TO DO ->
Below are the records. Gather each line that holds "JSON".

[Records contained in a dataset]

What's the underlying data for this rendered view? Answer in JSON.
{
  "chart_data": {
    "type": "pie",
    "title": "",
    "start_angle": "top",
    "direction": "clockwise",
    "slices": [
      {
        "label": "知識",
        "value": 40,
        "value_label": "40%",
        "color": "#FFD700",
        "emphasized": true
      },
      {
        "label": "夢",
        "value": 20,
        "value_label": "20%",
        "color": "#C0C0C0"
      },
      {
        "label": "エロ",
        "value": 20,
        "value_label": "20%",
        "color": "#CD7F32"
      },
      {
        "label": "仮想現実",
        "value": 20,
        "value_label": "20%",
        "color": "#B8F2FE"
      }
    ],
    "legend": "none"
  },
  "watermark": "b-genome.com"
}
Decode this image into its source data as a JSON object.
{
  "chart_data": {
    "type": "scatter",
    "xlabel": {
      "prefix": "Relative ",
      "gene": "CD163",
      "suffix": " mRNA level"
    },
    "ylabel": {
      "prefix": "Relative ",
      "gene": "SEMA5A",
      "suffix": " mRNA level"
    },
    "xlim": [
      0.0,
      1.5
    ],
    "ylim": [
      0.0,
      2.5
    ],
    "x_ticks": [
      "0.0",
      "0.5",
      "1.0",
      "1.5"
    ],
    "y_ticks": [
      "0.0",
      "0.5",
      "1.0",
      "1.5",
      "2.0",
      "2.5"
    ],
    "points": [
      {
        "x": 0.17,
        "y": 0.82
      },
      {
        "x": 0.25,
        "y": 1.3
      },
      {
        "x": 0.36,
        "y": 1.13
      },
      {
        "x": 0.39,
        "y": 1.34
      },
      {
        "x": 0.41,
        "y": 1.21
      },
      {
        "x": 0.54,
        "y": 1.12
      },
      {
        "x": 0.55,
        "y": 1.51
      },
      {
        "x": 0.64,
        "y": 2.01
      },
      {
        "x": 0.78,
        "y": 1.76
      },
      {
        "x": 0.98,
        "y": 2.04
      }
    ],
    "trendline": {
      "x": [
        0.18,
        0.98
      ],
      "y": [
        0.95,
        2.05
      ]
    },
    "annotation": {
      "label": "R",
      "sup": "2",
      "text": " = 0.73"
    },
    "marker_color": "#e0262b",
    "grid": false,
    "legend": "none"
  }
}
--
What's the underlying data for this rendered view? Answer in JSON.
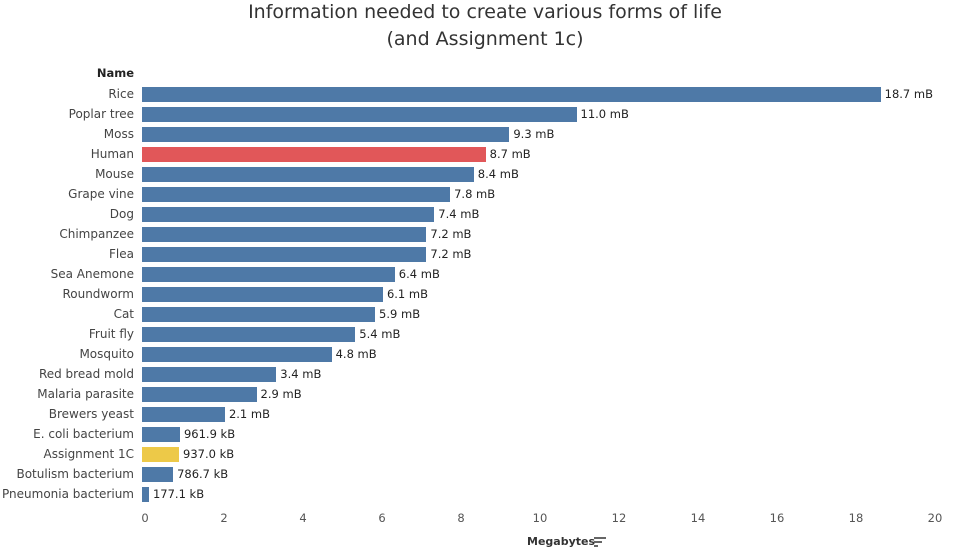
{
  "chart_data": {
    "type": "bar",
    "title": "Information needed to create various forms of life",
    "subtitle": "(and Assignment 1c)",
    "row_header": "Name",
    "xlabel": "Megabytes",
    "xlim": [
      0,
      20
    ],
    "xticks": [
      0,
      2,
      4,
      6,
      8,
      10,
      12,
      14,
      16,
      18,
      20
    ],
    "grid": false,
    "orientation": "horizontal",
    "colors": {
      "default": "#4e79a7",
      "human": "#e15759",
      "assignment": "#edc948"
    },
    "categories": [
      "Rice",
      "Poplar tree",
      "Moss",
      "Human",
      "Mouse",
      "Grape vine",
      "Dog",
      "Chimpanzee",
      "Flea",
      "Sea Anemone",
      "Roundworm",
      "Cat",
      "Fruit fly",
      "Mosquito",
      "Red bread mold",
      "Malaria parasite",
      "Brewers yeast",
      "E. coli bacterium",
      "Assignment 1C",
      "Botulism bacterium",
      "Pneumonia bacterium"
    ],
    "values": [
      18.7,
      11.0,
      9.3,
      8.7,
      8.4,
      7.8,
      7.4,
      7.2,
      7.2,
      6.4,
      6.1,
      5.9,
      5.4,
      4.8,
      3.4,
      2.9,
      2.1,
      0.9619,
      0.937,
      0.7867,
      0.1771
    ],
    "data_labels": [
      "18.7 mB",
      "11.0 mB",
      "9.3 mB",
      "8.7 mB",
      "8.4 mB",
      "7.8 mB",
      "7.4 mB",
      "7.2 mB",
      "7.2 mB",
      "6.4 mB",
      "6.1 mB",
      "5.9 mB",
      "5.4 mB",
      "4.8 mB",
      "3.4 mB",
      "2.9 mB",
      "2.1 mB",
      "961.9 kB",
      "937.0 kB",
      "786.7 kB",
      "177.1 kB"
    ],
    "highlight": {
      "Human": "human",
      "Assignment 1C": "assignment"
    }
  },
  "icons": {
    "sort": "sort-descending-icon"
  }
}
---
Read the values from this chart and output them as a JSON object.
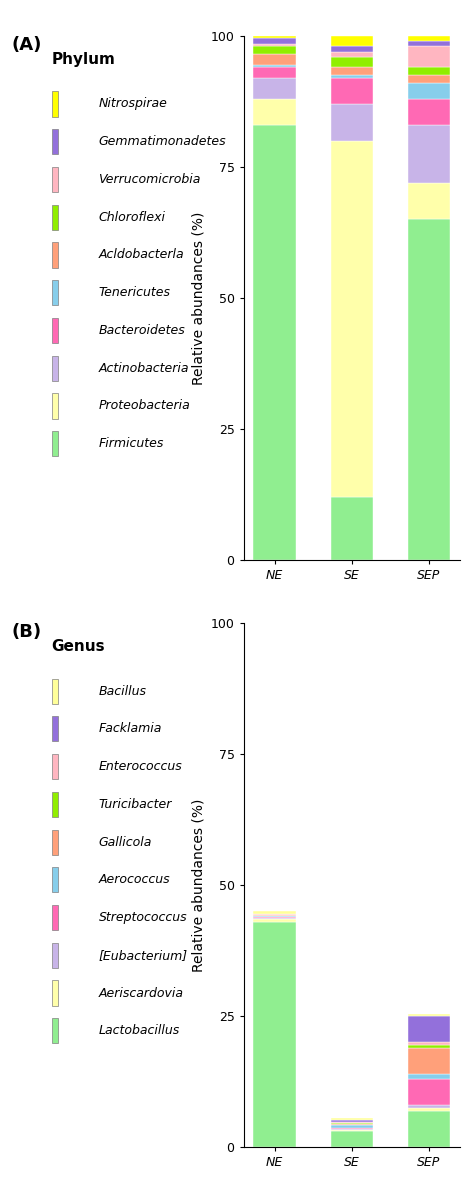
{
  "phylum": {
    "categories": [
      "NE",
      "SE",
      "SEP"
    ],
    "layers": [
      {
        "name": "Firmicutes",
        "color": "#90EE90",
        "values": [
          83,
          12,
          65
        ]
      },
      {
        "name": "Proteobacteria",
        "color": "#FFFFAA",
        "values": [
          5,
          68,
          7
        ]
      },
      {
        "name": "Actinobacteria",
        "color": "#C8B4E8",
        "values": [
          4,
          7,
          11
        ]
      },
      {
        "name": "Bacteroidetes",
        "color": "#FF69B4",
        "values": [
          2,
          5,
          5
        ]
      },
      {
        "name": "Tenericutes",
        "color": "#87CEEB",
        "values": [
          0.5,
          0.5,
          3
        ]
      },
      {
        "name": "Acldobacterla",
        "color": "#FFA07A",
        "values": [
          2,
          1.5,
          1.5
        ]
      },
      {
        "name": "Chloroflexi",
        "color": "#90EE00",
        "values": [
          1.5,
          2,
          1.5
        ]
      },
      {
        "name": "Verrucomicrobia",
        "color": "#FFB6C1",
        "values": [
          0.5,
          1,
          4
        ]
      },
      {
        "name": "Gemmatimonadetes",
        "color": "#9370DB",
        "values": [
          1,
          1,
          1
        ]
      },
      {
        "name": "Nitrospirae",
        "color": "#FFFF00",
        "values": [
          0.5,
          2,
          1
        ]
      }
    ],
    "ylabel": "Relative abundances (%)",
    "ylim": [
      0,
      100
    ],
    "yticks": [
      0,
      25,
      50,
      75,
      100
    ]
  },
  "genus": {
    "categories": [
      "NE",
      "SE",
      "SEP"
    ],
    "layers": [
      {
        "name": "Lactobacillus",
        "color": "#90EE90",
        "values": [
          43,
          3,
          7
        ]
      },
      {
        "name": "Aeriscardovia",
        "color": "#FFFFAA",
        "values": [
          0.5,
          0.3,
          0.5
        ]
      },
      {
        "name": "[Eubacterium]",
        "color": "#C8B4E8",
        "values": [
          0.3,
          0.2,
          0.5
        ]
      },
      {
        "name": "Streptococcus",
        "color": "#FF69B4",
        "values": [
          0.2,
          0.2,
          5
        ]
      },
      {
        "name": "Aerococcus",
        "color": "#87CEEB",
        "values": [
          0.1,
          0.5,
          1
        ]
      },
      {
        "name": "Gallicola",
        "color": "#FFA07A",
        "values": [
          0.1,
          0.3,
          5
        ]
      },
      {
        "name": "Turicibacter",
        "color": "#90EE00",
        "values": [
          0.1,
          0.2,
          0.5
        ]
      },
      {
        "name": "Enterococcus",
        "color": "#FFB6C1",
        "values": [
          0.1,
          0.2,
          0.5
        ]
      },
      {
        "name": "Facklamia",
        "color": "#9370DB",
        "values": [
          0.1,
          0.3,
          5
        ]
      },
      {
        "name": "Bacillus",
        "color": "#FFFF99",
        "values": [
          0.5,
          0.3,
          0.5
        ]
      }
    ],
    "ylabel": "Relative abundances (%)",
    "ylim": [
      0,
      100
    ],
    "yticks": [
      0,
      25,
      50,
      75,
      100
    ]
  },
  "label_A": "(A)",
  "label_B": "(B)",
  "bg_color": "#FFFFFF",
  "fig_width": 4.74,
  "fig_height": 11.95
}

YOUR SOLUTION ->
What's the underlying data for this rendered view? Answer in JSON.
Decode this image into its source data as a JSON object.
What's the underlying data for this rendered view? Answer in JSON.
Read the values from this chart and output them as a JSON object.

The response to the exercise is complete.